┌──

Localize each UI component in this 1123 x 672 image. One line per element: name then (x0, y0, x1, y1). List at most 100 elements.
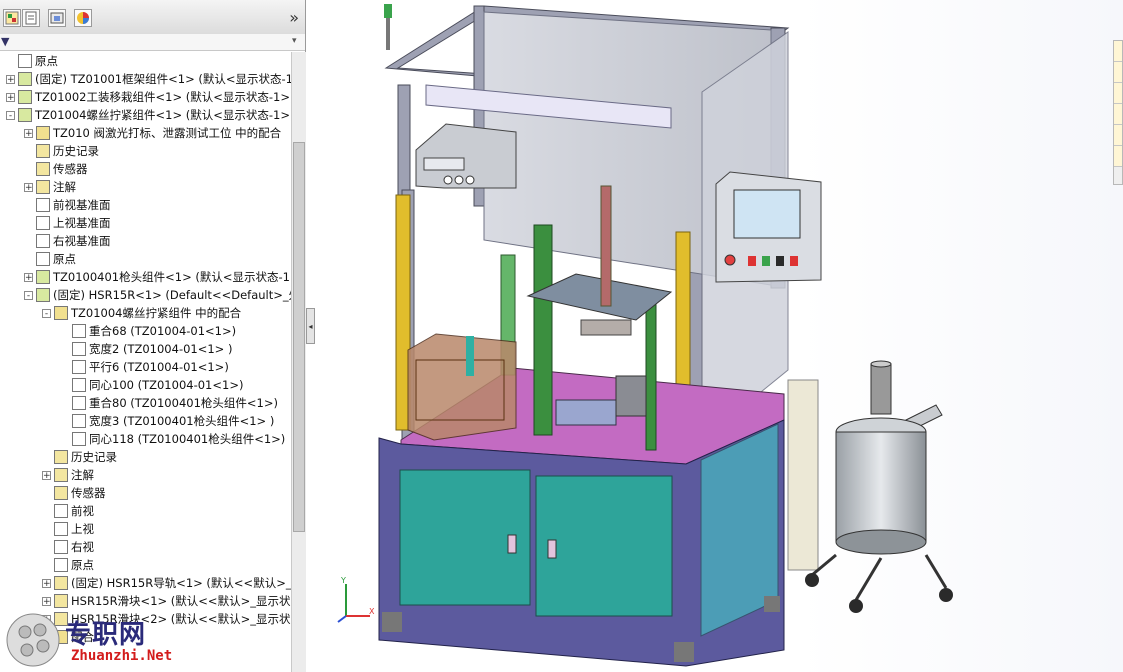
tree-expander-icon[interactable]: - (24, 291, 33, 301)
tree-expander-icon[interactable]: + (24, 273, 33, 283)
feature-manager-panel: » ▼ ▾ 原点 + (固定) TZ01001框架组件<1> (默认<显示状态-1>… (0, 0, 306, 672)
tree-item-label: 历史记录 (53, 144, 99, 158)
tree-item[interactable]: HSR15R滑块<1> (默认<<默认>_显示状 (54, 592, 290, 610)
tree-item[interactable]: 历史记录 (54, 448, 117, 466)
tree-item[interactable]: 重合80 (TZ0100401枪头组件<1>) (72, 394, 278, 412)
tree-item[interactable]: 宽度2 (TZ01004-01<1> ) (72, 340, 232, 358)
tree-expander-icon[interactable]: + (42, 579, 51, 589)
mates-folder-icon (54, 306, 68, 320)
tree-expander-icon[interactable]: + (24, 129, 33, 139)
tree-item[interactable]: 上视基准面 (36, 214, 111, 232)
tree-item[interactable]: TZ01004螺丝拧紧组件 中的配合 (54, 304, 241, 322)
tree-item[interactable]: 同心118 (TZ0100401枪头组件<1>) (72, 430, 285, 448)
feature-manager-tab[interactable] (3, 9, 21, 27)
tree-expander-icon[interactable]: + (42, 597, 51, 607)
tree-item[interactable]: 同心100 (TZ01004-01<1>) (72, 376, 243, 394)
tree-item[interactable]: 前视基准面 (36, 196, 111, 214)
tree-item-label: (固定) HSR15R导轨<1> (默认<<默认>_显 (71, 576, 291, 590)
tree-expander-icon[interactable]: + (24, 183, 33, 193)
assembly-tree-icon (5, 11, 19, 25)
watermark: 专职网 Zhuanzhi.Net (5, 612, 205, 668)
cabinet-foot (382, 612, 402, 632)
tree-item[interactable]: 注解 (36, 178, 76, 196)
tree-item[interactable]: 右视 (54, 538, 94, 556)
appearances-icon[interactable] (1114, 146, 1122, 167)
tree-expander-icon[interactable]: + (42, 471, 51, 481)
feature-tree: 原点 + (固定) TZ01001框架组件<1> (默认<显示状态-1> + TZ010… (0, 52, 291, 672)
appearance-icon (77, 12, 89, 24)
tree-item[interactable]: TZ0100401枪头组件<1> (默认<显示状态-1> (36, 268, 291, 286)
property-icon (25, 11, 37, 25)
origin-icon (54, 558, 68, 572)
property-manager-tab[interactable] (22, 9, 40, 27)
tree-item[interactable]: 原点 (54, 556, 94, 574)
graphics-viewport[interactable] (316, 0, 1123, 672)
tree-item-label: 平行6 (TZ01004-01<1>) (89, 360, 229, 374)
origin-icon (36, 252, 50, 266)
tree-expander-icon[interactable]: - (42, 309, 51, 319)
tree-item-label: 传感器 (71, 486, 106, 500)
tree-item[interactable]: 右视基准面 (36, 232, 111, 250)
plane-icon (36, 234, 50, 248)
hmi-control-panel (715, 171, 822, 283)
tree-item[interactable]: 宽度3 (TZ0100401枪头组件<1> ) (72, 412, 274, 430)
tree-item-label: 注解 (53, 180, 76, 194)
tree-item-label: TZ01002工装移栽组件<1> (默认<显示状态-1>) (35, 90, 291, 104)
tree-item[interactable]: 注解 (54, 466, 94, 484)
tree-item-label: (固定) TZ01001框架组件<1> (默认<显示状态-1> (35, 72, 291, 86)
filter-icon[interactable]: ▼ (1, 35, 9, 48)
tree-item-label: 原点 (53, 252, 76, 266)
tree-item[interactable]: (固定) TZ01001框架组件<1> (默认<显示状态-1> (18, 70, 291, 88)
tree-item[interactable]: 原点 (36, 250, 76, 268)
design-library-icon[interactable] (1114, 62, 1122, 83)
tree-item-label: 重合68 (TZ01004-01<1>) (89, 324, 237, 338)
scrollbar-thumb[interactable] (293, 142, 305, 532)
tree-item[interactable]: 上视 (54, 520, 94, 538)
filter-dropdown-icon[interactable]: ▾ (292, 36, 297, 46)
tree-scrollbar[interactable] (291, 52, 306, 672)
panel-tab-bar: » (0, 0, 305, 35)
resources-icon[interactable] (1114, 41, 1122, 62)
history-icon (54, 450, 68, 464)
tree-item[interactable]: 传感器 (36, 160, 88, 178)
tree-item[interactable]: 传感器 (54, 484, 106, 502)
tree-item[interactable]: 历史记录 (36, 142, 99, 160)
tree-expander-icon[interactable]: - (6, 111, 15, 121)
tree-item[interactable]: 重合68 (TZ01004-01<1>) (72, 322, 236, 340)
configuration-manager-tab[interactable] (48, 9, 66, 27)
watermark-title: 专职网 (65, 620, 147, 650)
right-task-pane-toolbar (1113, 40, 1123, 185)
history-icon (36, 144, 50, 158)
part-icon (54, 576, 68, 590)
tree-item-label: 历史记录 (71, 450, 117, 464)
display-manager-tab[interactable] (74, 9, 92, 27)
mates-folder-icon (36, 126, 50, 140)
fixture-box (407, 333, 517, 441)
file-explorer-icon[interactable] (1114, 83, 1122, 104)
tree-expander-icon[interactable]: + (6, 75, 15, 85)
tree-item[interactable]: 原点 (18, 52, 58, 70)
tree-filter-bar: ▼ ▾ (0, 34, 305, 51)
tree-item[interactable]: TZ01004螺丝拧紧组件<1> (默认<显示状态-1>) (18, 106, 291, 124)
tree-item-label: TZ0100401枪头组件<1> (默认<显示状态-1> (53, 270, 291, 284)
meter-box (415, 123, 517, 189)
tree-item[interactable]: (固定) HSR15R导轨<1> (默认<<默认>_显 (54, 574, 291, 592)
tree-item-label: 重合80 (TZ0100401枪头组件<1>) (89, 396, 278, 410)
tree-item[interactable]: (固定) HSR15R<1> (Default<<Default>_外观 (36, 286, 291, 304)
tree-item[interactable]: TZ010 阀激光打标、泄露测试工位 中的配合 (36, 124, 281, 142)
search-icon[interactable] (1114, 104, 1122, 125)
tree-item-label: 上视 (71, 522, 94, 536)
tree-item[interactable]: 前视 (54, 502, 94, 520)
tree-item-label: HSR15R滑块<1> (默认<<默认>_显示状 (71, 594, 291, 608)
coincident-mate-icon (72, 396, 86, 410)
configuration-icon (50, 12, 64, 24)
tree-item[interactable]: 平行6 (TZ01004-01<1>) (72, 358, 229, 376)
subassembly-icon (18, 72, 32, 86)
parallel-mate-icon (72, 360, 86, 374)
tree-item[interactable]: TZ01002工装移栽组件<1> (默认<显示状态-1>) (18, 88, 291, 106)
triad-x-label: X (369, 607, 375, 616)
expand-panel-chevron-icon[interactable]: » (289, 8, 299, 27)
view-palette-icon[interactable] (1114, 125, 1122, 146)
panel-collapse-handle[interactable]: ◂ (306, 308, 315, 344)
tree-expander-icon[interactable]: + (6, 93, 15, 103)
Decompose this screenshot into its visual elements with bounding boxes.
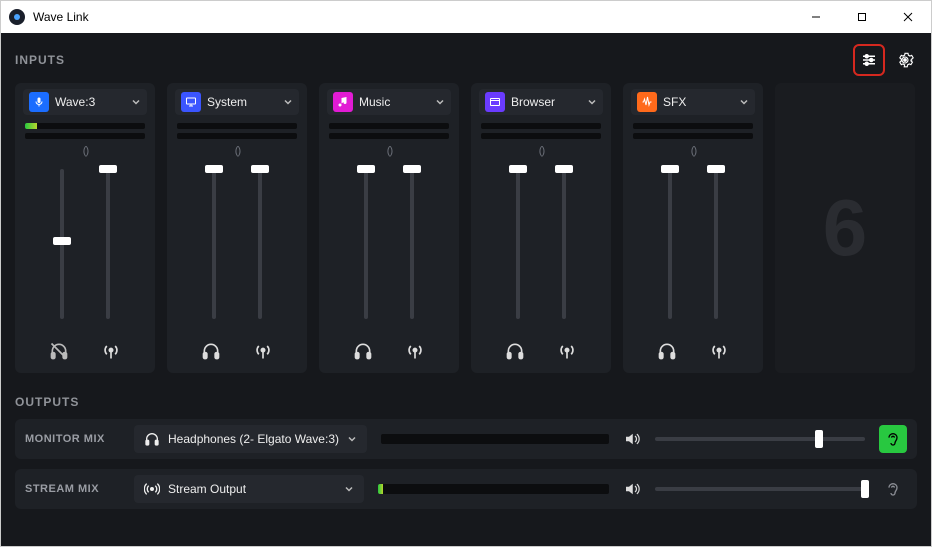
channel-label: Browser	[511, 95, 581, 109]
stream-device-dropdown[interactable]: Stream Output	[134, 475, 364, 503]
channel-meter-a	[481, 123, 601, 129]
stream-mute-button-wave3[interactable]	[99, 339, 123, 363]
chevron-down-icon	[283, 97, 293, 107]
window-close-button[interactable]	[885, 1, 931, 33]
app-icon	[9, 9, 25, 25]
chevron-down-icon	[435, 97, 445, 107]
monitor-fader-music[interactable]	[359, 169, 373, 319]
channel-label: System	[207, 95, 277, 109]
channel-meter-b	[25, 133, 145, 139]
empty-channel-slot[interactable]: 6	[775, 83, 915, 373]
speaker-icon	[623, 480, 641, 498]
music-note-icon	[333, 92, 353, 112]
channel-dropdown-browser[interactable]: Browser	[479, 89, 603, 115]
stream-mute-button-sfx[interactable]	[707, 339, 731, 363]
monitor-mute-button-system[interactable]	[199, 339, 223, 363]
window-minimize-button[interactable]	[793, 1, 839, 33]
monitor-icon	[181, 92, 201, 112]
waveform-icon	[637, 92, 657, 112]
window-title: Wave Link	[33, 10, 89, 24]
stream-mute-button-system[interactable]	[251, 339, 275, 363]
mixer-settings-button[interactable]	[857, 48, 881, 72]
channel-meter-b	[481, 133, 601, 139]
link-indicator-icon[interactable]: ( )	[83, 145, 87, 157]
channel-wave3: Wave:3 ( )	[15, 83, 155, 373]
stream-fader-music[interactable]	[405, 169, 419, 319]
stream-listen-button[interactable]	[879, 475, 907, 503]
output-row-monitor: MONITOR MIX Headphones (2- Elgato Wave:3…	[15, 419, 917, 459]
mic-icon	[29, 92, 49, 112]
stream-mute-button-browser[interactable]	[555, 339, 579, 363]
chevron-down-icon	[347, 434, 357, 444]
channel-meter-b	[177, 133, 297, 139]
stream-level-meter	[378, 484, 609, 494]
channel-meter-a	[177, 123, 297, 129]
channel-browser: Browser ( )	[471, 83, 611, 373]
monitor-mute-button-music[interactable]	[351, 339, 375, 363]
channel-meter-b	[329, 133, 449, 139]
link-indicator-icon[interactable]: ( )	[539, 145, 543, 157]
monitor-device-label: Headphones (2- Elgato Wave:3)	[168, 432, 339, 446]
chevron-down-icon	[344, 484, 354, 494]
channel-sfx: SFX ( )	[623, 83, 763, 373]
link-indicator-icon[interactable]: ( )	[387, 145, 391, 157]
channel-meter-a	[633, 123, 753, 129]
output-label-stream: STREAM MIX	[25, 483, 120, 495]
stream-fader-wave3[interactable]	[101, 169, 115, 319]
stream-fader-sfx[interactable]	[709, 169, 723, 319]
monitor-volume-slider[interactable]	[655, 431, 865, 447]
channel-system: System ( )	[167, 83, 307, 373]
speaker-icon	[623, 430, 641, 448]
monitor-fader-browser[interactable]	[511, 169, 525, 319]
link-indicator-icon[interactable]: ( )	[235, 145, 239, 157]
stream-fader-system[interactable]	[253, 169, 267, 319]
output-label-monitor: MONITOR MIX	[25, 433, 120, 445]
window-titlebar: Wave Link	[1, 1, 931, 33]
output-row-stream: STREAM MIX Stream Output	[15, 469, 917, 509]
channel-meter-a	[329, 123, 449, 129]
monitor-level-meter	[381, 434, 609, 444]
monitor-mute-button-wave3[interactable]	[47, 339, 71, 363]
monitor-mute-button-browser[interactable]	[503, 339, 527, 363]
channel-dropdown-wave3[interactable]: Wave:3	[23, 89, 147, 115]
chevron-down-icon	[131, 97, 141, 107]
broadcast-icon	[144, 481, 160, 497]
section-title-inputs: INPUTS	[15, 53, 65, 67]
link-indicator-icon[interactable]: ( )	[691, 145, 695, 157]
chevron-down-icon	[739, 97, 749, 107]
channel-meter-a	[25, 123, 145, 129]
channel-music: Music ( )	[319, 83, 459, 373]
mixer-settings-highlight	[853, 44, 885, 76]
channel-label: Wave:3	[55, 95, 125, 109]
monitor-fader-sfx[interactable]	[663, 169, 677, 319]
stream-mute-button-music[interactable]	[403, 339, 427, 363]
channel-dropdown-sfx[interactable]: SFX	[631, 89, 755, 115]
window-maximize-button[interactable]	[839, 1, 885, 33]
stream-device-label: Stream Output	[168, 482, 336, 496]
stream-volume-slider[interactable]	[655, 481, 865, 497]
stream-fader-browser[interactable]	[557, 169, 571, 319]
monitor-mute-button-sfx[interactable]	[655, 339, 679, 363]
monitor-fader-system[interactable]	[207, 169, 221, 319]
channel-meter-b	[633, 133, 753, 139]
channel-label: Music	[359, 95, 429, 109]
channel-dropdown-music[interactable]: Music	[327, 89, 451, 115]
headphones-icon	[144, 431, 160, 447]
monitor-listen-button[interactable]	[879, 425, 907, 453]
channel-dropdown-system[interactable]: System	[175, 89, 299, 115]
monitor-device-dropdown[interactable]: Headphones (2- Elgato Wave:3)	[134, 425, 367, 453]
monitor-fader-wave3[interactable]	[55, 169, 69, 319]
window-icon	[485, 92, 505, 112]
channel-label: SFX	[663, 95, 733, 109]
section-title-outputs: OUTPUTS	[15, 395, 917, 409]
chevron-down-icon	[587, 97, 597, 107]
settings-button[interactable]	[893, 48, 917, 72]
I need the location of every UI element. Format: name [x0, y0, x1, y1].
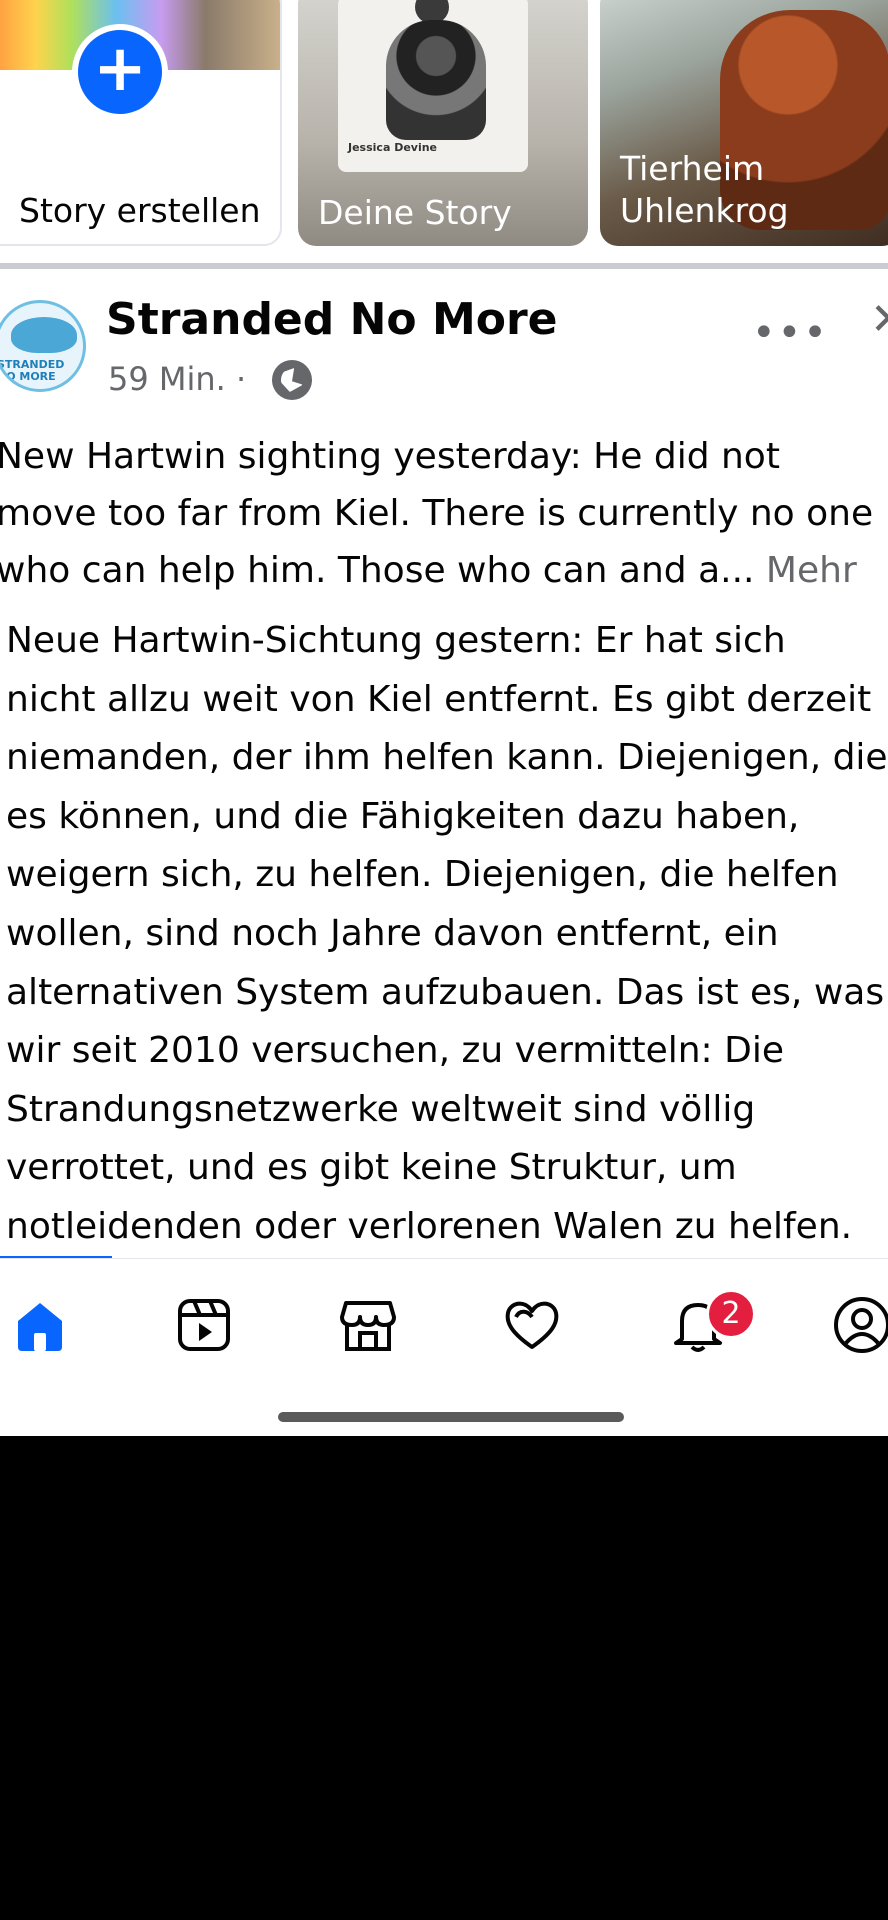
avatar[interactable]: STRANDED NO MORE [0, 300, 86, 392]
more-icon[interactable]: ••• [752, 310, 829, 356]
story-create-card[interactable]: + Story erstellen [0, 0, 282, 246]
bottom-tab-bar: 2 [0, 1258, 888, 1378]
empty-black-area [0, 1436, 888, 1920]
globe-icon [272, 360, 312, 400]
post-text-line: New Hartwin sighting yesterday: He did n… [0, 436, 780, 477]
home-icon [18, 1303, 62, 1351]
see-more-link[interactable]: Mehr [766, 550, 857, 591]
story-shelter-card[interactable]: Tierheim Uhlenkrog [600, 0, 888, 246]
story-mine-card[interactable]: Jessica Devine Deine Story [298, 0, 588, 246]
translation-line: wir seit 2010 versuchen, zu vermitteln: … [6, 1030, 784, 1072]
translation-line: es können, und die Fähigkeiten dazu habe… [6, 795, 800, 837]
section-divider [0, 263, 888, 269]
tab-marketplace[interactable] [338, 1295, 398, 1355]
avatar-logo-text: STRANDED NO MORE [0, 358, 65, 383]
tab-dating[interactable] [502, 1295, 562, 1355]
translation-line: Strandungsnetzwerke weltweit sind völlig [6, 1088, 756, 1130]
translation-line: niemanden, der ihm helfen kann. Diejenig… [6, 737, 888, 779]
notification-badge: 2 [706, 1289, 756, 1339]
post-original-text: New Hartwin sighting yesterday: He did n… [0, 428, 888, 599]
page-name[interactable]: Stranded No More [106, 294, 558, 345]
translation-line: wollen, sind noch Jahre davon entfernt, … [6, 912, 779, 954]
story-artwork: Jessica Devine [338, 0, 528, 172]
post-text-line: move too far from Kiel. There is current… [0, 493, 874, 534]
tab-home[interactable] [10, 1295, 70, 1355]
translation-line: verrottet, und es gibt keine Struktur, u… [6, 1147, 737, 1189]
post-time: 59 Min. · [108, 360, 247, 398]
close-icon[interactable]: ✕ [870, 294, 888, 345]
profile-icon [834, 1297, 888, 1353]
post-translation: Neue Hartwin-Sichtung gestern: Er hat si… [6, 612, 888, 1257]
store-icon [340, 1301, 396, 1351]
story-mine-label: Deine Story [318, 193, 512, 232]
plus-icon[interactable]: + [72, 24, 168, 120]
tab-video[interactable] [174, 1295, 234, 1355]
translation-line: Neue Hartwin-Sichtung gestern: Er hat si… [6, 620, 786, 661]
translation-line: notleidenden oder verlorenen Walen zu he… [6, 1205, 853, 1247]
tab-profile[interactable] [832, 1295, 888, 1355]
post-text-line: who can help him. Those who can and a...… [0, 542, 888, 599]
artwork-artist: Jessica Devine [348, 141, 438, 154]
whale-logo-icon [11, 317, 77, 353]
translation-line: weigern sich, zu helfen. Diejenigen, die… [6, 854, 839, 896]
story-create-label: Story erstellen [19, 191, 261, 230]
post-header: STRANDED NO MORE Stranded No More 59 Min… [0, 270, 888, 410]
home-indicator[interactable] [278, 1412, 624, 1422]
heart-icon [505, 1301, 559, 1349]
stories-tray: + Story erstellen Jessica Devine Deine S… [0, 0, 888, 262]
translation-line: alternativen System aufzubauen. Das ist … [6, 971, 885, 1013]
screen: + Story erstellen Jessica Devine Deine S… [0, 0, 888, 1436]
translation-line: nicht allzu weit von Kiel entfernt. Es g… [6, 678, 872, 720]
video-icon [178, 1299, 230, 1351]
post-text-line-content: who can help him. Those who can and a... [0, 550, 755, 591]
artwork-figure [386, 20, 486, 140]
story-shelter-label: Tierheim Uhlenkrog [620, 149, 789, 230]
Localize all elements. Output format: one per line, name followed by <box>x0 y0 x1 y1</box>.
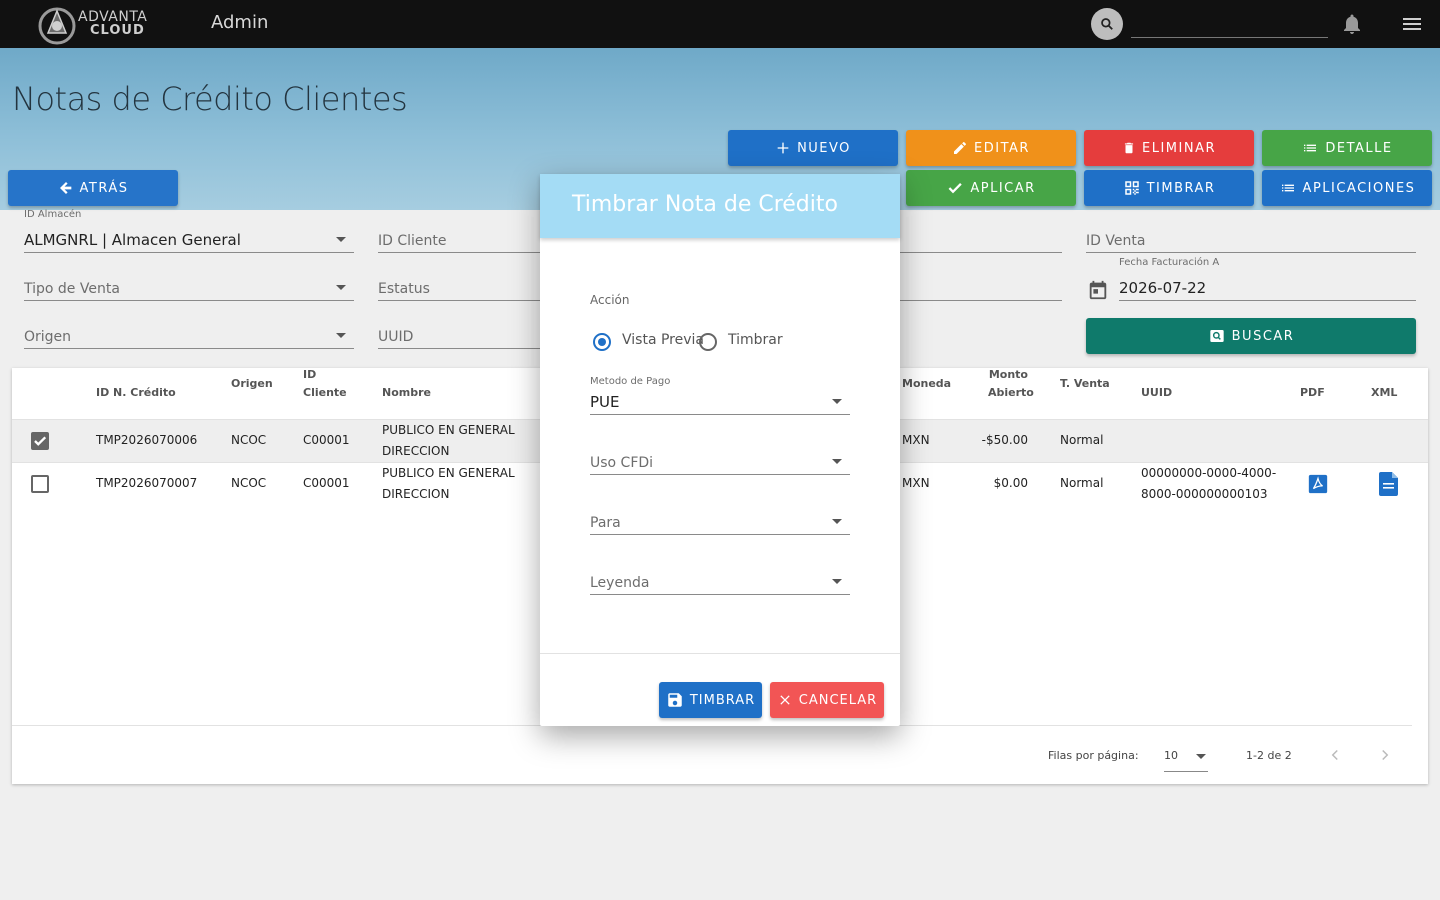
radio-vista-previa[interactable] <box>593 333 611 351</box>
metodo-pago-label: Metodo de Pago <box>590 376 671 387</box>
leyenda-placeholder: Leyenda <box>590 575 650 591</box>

└──

## ISTRUZIONI E REQUISITI
Nelle righe comprese tra quella che contiene "95, 581, 109]" e quella che contiene "83, 611, 373]", estremi inclusi, sostituisci "chevron-down-icon" con "arrow-down-icon". Riporta solo queste righe e lascia invariato tutto il resto.

## SOLUZIONE DELL'ESERCIZIO
channel-label: Browser	[511, 95, 581, 109]
stream-device-dropdown[interactable]: Stream Output	[134, 475, 364, 503]
channel-meter-a	[481, 123, 601, 129]
stream-mute-button-wave3[interactable]	[99, 339, 123, 363]
arrow-down-icon	[283, 97, 293, 107]
window-close-button[interactable]	[885, 1, 931, 33]
app-icon	[9, 9, 25, 25]
arrow-down-icon	[435, 97, 445, 107]
monitor-fader-music[interactable]	[359, 169, 373, 319]
channel-label: System	[207, 95, 277, 109]
channel-meter-b	[25, 133, 145, 139]
empty-channel-slot[interactable]: 6	[775, 83, 915, 373]
speaker-icon	[623, 480, 641, 498]
music-note-icon	[333, 92, 353, 112]
channel-dropdown-browser[interactable]: Browser	[479, 89, 603, 115]
stream-mute-button-sfx[interactable]	[707, 339, 731, 363]
monitor-mute-button-system[interactable]	[199, 339, 223, 363]
window-minimize-button[interactable]	[793, 1, 839, 33]
monitor-icon	[181, 92, 201, 112]
waveform-icon	[637, 92, 657, 112]
window-title: Wave Link	[33, 10, 89, 24]
stream-mute-button-system[interactable]	[251, 339, 275, 363]
mixer-settings-button[interactable]	[857, 48, 881, 72]
channel-meter-b	[481, 133, 601, 139]
link-indicator-icon[interactable]: ( )	[83, 145, 87, 157]
channel-wave3: Wave:3 ( )	[15, 83, 155, 373]
stream-fader-music[interactable]	[405, 169, 419, 319]
stream-listen-button[interactable]	[879, 475, 907, 503]
output-row-monitor: MONITOR MIX Headphones (2- Elgato Wave:3…	[15, 419, 917, 459]
mic-icon	[29, 92, 49, 112]
stream-mute-button-browser[interactable]	[555, 339, 579, 363]
arrow-down-icon	[347, 434, 357, 444]
channel-meter-b	[177, 133, 297, 139]
stream-level-meter	[378, 484, 609, 494]
channel-meter-a	[177, 123, 297, 129]
channel-browser: Browser ( )	[471, 83, 611, 373]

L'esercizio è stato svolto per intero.